● **AIM OF THE EXERCISE**
Say how many lines in the listing below contain the word "Europa". Give the number alone.

● **PROVIDED RECORDS**
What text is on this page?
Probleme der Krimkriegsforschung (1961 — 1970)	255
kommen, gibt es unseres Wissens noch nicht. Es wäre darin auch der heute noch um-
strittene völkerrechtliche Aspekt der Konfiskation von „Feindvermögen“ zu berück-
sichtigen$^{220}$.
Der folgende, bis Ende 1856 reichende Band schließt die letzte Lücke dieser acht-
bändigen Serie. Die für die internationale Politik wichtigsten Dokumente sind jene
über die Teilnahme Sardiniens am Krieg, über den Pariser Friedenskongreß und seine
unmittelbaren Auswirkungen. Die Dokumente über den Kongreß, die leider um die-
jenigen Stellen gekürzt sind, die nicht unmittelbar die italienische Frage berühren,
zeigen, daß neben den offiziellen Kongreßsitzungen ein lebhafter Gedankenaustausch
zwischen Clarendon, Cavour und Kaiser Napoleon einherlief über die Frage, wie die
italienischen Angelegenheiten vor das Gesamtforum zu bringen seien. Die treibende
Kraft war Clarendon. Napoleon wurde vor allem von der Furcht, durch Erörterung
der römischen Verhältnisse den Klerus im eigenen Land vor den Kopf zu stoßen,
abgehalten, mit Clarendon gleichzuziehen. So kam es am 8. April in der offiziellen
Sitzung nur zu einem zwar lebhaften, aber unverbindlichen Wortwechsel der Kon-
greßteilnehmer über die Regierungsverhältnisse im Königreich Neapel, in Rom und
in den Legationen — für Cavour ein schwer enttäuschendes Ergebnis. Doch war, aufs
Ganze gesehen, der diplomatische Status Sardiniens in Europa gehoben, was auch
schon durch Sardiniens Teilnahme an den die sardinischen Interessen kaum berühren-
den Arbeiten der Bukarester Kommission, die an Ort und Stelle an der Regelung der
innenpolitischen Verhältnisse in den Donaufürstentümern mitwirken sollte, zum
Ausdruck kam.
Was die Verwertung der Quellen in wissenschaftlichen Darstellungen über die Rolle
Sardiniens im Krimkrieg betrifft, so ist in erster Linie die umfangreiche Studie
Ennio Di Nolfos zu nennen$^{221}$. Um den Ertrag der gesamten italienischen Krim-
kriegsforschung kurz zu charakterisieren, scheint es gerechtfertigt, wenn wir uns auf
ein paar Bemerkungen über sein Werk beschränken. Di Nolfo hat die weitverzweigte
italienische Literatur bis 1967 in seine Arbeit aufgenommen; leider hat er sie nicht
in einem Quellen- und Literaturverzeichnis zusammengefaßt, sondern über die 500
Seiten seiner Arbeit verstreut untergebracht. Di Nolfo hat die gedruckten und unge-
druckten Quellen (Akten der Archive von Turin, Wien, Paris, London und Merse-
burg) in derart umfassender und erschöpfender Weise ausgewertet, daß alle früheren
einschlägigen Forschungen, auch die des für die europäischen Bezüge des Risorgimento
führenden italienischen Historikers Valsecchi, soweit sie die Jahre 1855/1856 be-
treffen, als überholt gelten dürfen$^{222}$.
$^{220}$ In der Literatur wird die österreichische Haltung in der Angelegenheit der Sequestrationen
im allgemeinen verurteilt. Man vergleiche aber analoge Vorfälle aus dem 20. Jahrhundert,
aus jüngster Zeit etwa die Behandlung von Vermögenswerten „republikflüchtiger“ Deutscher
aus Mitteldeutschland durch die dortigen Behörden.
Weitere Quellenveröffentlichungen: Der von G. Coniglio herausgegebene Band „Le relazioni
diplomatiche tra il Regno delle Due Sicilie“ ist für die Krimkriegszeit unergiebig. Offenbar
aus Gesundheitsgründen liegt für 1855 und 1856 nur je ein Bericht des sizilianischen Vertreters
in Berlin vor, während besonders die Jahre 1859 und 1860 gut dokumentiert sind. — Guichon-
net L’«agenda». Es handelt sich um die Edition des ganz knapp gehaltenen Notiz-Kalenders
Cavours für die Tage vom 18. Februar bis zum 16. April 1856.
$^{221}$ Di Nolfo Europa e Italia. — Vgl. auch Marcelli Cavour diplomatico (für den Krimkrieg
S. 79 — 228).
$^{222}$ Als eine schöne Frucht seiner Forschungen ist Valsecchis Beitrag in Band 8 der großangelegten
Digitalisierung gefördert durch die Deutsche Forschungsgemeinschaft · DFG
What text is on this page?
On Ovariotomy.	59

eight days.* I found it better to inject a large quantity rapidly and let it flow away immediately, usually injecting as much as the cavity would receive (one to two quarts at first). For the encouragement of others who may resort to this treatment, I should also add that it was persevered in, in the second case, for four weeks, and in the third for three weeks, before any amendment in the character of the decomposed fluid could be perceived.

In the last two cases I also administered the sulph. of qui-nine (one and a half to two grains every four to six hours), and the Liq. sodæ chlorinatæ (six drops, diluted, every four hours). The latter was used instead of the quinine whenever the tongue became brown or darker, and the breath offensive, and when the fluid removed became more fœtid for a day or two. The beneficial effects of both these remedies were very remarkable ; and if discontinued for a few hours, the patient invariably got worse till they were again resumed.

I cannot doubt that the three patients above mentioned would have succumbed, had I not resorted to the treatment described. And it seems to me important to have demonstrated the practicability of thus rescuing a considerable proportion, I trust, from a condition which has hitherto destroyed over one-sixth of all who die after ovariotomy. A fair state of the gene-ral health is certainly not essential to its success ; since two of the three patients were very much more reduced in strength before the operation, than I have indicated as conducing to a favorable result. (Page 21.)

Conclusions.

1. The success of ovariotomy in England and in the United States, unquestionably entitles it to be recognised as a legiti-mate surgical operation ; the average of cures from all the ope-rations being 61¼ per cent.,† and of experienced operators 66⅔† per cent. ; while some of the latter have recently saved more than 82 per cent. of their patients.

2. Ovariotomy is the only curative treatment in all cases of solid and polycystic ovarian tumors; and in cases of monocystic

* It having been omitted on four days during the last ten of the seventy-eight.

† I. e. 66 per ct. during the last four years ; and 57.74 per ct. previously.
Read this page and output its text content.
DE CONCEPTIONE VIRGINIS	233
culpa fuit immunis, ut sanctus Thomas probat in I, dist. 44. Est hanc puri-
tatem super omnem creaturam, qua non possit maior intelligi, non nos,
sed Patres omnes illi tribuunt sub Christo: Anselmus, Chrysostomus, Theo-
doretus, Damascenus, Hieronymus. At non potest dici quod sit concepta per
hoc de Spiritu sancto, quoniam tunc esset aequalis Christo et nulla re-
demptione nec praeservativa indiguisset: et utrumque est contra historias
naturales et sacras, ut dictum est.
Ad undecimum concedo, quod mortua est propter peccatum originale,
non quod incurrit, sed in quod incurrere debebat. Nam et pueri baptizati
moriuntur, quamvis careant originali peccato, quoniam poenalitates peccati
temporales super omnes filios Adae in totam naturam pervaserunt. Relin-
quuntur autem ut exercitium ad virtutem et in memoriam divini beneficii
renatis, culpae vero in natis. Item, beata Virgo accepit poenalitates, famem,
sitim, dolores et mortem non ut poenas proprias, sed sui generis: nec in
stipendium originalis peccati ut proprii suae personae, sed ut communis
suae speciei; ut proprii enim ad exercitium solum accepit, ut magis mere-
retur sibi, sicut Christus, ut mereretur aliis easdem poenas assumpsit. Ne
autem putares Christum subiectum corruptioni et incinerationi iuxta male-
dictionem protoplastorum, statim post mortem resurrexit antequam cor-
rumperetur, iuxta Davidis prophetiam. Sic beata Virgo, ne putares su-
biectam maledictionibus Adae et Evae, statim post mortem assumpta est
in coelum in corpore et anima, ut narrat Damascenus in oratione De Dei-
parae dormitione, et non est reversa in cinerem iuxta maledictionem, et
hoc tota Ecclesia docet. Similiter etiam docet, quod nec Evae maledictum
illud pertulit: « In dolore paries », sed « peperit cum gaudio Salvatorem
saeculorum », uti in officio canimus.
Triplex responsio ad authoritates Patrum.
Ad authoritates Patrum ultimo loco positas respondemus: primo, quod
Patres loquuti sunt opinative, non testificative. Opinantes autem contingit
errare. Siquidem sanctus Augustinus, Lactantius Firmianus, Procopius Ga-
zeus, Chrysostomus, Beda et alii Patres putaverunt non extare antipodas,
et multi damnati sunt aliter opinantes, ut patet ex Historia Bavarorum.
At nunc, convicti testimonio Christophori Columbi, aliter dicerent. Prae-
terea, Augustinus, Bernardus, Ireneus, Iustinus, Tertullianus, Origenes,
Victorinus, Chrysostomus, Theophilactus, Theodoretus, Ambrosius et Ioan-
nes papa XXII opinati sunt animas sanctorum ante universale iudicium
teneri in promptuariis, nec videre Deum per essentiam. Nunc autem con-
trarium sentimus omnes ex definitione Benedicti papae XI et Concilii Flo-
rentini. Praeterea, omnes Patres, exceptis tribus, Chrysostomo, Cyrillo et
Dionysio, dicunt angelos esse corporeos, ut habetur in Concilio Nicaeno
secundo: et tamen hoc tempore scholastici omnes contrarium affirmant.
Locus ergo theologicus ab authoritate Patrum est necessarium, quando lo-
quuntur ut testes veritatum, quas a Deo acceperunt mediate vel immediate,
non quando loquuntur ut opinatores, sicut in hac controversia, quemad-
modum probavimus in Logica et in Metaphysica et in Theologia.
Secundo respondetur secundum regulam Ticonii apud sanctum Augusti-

● **RESULT**
2